> [Instruction] Quote every item below word for word, leaving out the pictures.

---- Data provided

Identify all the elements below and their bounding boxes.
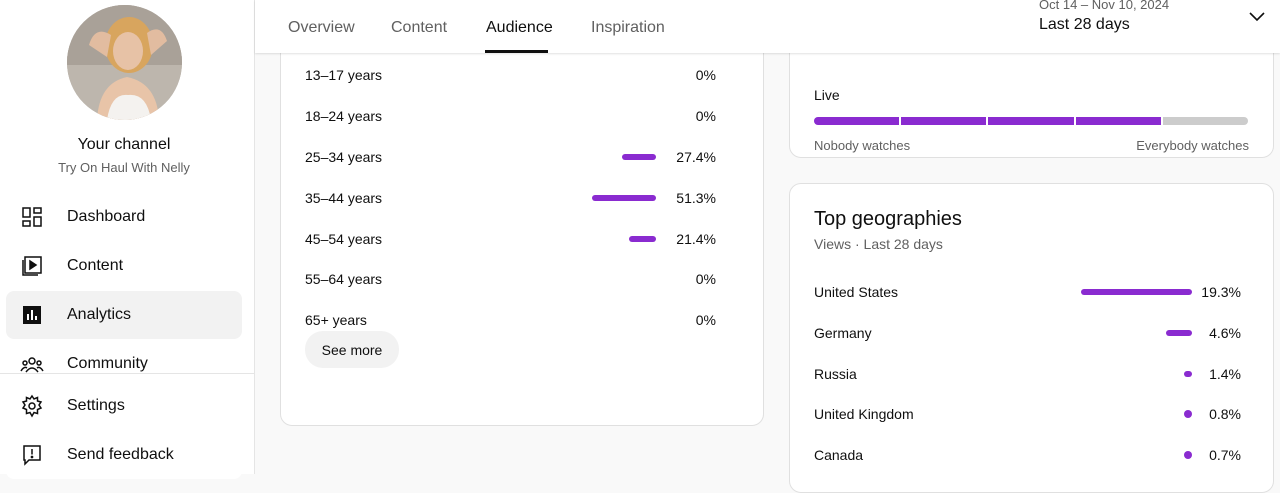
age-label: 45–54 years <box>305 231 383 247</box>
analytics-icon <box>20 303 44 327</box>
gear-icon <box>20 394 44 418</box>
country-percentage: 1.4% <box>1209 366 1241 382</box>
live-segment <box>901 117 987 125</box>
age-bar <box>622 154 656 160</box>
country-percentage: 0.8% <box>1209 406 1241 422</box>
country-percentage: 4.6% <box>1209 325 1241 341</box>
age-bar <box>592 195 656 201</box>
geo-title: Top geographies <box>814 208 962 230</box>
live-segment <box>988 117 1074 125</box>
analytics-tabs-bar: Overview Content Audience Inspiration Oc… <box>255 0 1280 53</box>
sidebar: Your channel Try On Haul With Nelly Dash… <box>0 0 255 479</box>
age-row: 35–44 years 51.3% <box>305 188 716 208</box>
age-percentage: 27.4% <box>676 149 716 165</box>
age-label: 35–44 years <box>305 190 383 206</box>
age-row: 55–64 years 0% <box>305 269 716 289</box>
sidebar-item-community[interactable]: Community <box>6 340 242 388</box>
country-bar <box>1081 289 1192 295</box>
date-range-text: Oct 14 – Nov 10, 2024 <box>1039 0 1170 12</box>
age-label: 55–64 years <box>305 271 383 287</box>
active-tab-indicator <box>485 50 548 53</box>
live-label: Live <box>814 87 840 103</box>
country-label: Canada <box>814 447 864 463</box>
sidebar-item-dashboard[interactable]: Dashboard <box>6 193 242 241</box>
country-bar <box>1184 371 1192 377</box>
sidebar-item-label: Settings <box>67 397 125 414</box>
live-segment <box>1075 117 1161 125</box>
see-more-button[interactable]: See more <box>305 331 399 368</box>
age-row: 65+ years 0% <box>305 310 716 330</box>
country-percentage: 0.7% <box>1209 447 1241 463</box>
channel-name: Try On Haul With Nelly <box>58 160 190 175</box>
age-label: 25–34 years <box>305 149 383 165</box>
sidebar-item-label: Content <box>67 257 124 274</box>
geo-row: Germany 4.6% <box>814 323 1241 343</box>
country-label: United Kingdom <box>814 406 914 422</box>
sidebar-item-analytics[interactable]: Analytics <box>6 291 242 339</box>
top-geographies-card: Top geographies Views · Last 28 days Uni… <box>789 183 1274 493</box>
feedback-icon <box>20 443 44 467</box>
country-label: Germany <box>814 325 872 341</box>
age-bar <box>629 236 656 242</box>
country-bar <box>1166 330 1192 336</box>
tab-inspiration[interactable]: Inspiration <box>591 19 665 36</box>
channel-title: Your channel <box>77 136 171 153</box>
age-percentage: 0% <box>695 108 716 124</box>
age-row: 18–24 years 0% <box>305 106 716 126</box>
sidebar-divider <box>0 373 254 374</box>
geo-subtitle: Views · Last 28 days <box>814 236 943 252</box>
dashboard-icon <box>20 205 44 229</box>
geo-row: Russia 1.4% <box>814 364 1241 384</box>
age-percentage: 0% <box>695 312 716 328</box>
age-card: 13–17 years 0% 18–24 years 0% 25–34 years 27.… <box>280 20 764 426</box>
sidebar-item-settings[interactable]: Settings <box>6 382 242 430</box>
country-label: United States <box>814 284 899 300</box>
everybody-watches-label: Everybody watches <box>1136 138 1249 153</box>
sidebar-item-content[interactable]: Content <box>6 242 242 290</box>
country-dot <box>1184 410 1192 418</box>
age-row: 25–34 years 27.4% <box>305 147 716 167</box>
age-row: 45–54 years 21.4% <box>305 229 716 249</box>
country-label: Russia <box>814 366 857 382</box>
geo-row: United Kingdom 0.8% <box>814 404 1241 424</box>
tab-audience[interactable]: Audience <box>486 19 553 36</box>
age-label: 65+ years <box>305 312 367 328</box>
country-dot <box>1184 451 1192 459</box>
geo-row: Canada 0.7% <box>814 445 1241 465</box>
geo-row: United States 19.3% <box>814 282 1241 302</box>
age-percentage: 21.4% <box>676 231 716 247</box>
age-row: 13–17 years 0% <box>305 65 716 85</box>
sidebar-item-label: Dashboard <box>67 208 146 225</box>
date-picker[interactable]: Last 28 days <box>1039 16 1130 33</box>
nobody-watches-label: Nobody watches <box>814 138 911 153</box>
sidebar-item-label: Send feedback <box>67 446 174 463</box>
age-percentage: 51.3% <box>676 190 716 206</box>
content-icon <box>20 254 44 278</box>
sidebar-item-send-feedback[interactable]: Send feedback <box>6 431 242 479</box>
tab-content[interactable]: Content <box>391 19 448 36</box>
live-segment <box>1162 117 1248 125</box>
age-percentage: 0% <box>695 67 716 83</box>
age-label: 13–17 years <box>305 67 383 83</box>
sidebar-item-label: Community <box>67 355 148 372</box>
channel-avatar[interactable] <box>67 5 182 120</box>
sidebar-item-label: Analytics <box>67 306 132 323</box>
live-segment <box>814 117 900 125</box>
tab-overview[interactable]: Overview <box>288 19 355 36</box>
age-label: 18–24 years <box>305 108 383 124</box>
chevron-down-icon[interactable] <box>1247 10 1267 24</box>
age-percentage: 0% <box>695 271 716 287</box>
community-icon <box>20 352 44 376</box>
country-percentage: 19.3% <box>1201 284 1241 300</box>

--------

> [Reply]
Identify all the elements below and their bounding boxes.
age-label: 45–54 years <box>305 231 383 247</box>
analytics-icon <box>20 303 44 327</box>
gear-icon <box>20 394 44 418</box>
country-percentage: 1.4% <box>1209 366 1241 382</box>
live-segment <box>901 117 987 125</box>
age-bar <box>622 154 656 160</box>
country-percentage: 0.8% <box>1209 406 1241 422</box>
country-percentage: 4.6% <box>1209 325 1241 341</box>
age-bar <box>592 195 656 201</box>
geo-title: Top geographies <box>814 208 962 230</box>
live-segment <box>988 117 1074 125</box>
analytics-tabs-bar: Overview Content Audience Inspiration Oc… <box>255 0 1280 53</box>
sidebar: Your channel Try On Haul With Nelly Dash… <box>0 0 255 479</box>
age-row: 35–44 years 51.3% <box>305 188 716 208</box>
age-percentage: 27.4% <box>676 149 716 165</box>
age-label: 35–44 years <box>305 190 383 206</box>
age-row: 55–64 years 0% <box>305 269 716 289</box>
sidebar-item-community[interactable]: Community <box>6 340 242 388</box>
country-bar <box>1081 289 1192 295</box>
date-range-text: Oct 14 – Nov 10, 2024 <box>1039 0 1170 12</box>
age-label: 55–64 years <box>305 271 383 287</box>
active-tab-indicator <box>485 50 548 53</box>
live-label: Live <box>814 87 840 103</box>
country-label: Canada <box>814 447 864 463</box>
sidebar-item-dashboard[interactable]: Dashboard <box>6 193 242 241</box>
country-bar <box>1184 371 1192 377</box>
sidebar-item-label: Settings <box>67 397 125 414</box>
live-segment <box>1075 117 1161 125</box>
see-more-button[interactable]: See more <box>305 331 399 368</box>
age-row: 65+ years 0% <box>305 310 716 330</box>
country-percentage: 0.7% <box>1209 447 1241 463</box>
channel-name: Try On Haul With Nelly <box>58 160 190 175</box>
age-label: 25–34 years <box>305 149 383 165</box>
sidebar-item-label: Content <box>67 257 124 274</box>
geo-row: Germany 4.6% <box>814 323 1241 343</box>
country-label: United Kingdom <box>814 406 914 422</box>
sidebar-item-analytics[interactable]: Analytics <box>6 291 242 339</box>
top-geographies-card: Top geographies Views · Last 28 days Uni… <box>789 183 1274 493</box>
feedback-icon <box>20 443 44 467</box>
country-label: Germany <box>814 325 872 341</box>
age-bar <box>629 236 656 242</box>
country-bar <box>1166 330 1192 336</box>
tab-inspiration[interactable]: Inspiration <box>591 19 665 36</box>
channel-title: Your channel <box>77 136 171 153</box>
age-percentage: 0% <box>695 108 716 124</box>
age-row: 18–24 years 0% <box>305 106 716 126</box>
sidebar-divider <box>0 373 254 374</box>
geo-subtitle: Views · Last 28 days <box>814 236 943 252</box>
dashboard-icon <box>20 205 44 229</box>
geo-row: Russia 1.4% <box>814 364 1241 384</box>
age-percentage: 0% <box>695 312 716 328</box>
age-card: 13–17 years 0% 18–24 years 0% 25–34 years 27.… <box>280 20 764 426</box>
sidebar-item-settings[interactable]: Settings <box>6 382 242 430</box>
country-label: United States <box>814 284 899 300</box>
everybody-watches-label: Everybody watches <box>1136 138 1249 153</box>
sidebar-item-content[interactable]: Content <box>6 242 242 290</box>
country-dot <box>1184 410 1192 418</box>
age-row: 25–34 years 27.4% <box>305 147 716 167</box>
age-row: 45–54 years 21.4% <box>305 229 716 249</box>
country-label: Russia <box>814 366 857 382</box>
geo-row: United Kingdom 0.8% <box>814 404 1241 424</box>
tab-audience[interactable]: Audience <box>486 19 553 36</box>
age-label: 65+ years <box>305 312 367 328</box>
country-dot <box>1184 451 1192 459</box>
geo-row: Canada 0.7% <box>814 445 1241 465</box>
geo-row: United States 19.3% <box>814 282 1241 302</box>
age-percentage: 21.4% <box>676 231 716 247</box>
age-row: 13–17 years 0% <box>305 65 716 85</box>
sidebar-item-label: Dashboard <box>67 208 146 225</box>
date-picker[interactable]: Last 28 days <box>1039 16 1130 33</box>
nobody-watches-label: Nobody watches <box>814 138 911 153</box>
sidebar-item-label: Send feedback <box>67 446 174 463</box>
age-percentage: 51.3% <box>676 190 716 206</box>
content-icon <box>20 254 44 278</box>
sidebar-item-send-feedback[interactable]: Send feedback <box>6 431 242 479</box>
tab-content[interactable]: Content <box>391 19 448 36</box>
live-segment <box>1162 117 1248 125</box>
age-percentage: 0% <box>695 67 716 83</box>
age-label: 13–17 years <box>305 67 383 83</box>
sidebar-item-label: Community <box>67 355 148 372</box>
channel-avatar[interactable] <box>67 5 182 120</box>
sidebar-item-label: Analytics <box>67 306 132 323</box>
live-segment <box>814 117 900 125</box>
tab-overview[interactable]: Overview <box>288 19 355 36</box>
age-label: 18–24 years <box>305 108 383 124</box>
chevron-down-icon[interactable] <box>1247 10 1267 24</box>
age-percentage: 0% <box>695 271 716 287</box>
community-icon <box>20 352 44 376</box>
country-percentage: 19.3% <box>1201 284 1241 300</box>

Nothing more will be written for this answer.